### Records excerpted from a collection
((
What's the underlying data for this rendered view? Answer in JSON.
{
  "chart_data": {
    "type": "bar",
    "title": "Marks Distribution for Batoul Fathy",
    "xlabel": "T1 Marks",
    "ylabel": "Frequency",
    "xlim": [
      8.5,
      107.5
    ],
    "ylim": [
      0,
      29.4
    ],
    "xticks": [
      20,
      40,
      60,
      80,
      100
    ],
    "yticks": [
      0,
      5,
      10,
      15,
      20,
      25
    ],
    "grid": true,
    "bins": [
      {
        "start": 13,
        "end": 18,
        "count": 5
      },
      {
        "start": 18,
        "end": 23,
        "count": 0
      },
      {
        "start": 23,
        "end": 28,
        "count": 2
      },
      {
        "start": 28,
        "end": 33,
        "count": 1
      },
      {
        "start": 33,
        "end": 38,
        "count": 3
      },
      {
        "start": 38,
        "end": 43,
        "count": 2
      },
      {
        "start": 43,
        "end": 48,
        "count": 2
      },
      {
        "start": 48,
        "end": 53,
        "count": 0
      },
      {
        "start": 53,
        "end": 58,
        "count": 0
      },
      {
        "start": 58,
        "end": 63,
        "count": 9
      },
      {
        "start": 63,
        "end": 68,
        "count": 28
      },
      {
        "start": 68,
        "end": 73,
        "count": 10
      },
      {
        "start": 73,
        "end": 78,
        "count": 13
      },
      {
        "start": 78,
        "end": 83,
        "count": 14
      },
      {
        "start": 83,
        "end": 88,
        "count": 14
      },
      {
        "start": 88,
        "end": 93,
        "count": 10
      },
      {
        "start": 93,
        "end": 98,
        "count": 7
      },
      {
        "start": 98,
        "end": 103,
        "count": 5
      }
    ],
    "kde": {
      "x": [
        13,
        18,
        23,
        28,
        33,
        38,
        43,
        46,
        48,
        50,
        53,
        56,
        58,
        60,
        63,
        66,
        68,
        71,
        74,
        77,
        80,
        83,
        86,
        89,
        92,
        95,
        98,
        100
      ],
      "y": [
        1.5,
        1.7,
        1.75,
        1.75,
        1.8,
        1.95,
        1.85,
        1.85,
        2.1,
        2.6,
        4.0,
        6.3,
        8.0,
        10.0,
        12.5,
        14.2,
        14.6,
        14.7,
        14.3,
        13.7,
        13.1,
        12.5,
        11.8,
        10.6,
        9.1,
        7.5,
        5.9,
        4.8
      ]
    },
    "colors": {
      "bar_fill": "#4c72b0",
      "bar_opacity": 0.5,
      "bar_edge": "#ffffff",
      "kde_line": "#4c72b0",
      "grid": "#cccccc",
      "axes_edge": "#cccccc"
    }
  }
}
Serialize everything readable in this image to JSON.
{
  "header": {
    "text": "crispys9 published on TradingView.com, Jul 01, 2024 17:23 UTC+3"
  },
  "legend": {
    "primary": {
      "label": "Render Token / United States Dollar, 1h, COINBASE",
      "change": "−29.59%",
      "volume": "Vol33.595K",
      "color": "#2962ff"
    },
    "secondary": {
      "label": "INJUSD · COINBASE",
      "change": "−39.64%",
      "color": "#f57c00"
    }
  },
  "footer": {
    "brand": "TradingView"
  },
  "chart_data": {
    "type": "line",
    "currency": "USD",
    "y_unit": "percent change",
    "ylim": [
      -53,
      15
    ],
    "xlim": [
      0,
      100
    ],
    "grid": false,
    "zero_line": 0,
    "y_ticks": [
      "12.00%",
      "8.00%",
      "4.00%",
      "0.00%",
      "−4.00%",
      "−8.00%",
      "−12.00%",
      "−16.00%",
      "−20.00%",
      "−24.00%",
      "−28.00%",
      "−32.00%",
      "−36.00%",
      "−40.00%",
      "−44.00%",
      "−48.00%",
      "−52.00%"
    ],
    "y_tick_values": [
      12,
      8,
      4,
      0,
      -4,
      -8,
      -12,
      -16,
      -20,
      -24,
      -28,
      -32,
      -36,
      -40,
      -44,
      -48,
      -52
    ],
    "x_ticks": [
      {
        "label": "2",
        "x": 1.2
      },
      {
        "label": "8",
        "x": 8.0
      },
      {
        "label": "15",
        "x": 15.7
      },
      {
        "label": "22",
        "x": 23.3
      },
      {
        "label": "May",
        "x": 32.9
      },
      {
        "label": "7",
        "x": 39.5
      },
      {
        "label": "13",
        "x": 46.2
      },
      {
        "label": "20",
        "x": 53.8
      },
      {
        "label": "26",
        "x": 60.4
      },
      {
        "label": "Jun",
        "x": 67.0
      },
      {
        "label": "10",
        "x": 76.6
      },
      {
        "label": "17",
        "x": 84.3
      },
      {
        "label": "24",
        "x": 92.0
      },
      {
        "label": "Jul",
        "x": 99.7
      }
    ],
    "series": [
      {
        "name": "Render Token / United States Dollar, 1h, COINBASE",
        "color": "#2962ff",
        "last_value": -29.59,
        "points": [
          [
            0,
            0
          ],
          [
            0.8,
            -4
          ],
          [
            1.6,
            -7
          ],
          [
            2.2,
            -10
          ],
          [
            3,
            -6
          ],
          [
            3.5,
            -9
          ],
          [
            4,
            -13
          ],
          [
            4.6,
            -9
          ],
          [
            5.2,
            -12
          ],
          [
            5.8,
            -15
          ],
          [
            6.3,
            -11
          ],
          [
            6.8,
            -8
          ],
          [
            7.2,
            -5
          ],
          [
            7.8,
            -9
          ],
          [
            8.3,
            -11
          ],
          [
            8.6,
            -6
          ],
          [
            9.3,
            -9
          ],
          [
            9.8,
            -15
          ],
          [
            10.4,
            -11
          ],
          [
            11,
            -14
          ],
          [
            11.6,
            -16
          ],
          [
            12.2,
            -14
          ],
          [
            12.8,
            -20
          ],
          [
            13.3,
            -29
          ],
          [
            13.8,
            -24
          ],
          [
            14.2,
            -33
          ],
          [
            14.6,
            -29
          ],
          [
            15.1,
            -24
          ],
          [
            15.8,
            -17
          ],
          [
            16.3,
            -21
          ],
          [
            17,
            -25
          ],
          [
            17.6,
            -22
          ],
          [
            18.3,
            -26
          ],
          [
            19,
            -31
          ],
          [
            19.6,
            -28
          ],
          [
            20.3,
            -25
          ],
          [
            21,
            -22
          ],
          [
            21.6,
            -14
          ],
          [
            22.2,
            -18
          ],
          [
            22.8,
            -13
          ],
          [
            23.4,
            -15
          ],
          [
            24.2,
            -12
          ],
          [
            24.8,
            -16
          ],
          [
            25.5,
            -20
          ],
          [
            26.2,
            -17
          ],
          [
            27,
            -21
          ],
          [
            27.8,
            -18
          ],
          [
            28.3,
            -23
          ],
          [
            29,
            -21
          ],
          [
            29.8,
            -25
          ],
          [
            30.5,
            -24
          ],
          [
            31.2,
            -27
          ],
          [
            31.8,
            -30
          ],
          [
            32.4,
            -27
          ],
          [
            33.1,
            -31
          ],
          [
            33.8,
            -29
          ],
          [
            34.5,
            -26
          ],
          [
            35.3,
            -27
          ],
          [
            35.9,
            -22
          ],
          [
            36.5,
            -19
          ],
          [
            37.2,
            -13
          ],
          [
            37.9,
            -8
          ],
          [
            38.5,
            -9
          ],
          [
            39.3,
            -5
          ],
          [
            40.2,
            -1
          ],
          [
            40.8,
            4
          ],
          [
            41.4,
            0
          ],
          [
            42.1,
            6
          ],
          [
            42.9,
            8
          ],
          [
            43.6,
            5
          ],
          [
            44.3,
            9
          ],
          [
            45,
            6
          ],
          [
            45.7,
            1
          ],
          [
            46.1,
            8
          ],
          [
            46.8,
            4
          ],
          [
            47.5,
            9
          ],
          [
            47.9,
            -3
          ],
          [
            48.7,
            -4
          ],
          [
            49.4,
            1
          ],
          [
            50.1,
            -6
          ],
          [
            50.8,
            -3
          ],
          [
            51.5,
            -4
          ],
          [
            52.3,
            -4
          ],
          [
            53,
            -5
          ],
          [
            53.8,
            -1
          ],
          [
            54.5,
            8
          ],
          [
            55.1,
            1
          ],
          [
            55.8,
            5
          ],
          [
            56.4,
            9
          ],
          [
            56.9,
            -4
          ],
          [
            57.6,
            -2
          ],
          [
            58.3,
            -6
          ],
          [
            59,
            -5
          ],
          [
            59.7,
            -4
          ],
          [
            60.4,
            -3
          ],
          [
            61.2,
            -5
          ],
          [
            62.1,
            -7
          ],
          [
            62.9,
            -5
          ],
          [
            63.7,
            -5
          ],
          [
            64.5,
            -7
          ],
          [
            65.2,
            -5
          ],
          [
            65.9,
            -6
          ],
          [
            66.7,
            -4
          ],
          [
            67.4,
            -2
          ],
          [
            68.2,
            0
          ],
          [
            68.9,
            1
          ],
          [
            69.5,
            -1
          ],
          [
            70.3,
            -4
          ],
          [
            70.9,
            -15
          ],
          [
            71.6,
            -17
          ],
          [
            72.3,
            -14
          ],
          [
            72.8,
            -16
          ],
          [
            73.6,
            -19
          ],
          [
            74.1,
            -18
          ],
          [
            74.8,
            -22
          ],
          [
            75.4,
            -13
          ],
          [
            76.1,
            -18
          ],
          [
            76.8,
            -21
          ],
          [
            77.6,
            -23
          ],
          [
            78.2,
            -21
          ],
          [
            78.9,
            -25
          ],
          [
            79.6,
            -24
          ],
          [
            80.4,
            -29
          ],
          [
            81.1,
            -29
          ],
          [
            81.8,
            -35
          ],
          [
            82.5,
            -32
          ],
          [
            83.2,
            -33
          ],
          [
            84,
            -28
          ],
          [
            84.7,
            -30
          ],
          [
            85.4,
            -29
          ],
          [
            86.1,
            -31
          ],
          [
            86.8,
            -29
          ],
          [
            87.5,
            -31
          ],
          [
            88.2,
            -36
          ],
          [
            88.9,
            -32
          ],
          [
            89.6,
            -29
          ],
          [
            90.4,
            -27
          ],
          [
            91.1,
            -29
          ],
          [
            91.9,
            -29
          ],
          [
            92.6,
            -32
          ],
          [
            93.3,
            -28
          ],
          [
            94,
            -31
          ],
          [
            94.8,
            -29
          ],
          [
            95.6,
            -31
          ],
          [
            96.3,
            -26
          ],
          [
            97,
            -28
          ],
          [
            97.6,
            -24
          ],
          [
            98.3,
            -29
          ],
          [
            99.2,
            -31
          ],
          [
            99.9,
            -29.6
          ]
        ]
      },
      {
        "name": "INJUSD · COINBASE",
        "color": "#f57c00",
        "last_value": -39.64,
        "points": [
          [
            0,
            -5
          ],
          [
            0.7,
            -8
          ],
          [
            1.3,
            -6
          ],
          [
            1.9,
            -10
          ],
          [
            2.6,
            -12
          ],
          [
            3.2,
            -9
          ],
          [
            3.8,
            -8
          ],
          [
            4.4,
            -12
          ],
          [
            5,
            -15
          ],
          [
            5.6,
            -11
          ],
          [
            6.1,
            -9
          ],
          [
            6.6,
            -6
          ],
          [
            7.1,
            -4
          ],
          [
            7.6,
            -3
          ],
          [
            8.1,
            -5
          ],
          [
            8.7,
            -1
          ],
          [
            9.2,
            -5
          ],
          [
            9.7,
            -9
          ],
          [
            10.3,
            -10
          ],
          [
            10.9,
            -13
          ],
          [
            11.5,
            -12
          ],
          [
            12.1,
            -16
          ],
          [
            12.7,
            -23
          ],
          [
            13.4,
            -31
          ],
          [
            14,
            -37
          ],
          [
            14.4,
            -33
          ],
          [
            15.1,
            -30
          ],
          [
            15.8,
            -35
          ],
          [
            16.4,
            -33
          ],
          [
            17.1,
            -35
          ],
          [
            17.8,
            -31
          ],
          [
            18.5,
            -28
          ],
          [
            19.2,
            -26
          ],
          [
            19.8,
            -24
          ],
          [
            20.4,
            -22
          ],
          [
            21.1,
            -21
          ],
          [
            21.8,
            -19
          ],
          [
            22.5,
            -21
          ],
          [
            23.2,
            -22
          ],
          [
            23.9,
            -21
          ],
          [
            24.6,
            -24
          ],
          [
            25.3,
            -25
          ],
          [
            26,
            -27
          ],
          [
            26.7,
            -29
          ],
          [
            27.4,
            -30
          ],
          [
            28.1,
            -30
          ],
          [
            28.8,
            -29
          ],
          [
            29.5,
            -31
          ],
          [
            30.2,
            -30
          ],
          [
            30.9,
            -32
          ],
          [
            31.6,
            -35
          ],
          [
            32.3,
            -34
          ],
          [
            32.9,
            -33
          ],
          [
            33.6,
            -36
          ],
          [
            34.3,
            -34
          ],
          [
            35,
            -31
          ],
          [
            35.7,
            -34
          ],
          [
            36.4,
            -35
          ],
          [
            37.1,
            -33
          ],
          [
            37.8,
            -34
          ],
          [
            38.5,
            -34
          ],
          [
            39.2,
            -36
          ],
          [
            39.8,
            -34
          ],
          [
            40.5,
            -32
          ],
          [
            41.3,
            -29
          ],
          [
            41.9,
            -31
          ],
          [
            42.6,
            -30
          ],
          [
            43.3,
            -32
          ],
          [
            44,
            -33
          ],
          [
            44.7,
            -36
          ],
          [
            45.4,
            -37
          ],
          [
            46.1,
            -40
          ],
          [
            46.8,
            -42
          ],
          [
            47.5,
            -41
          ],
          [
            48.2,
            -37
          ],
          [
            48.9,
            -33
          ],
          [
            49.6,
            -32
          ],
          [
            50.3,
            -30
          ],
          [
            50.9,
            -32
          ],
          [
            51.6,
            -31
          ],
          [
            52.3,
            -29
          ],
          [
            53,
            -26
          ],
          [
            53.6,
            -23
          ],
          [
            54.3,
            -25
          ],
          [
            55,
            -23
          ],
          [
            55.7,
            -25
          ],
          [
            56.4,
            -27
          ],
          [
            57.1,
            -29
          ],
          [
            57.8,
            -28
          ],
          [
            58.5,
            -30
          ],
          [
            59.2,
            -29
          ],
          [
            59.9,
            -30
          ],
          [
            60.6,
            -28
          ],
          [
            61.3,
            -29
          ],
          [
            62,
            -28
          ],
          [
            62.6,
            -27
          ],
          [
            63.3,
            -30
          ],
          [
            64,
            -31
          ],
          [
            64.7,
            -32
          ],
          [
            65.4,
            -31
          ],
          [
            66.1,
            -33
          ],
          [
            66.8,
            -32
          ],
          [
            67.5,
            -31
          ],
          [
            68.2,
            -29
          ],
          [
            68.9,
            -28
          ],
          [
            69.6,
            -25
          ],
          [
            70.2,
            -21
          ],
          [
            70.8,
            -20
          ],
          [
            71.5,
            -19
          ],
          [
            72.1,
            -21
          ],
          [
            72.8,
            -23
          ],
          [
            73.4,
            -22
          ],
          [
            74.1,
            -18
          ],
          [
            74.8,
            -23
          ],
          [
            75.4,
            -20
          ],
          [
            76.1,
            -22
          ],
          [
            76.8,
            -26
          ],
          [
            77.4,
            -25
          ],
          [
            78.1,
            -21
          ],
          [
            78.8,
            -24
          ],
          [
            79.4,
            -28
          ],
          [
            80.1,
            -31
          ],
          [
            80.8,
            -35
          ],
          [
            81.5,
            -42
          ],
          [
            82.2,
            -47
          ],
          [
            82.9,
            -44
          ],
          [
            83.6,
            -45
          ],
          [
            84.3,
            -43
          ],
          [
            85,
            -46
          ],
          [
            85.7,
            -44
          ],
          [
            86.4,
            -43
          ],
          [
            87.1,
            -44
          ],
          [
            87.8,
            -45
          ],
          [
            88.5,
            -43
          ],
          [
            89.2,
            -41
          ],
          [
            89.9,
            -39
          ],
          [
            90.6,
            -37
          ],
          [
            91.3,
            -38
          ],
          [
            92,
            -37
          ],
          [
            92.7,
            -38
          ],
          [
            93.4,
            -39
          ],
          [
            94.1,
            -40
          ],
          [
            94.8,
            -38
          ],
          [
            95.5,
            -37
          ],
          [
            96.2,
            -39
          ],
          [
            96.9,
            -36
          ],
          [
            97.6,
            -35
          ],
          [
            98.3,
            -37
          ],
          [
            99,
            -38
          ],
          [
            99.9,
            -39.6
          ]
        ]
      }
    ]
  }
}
))
### Work to do
Scan the records above and report how many lines include the word "TradingView", without any other text.

### Exercise result
2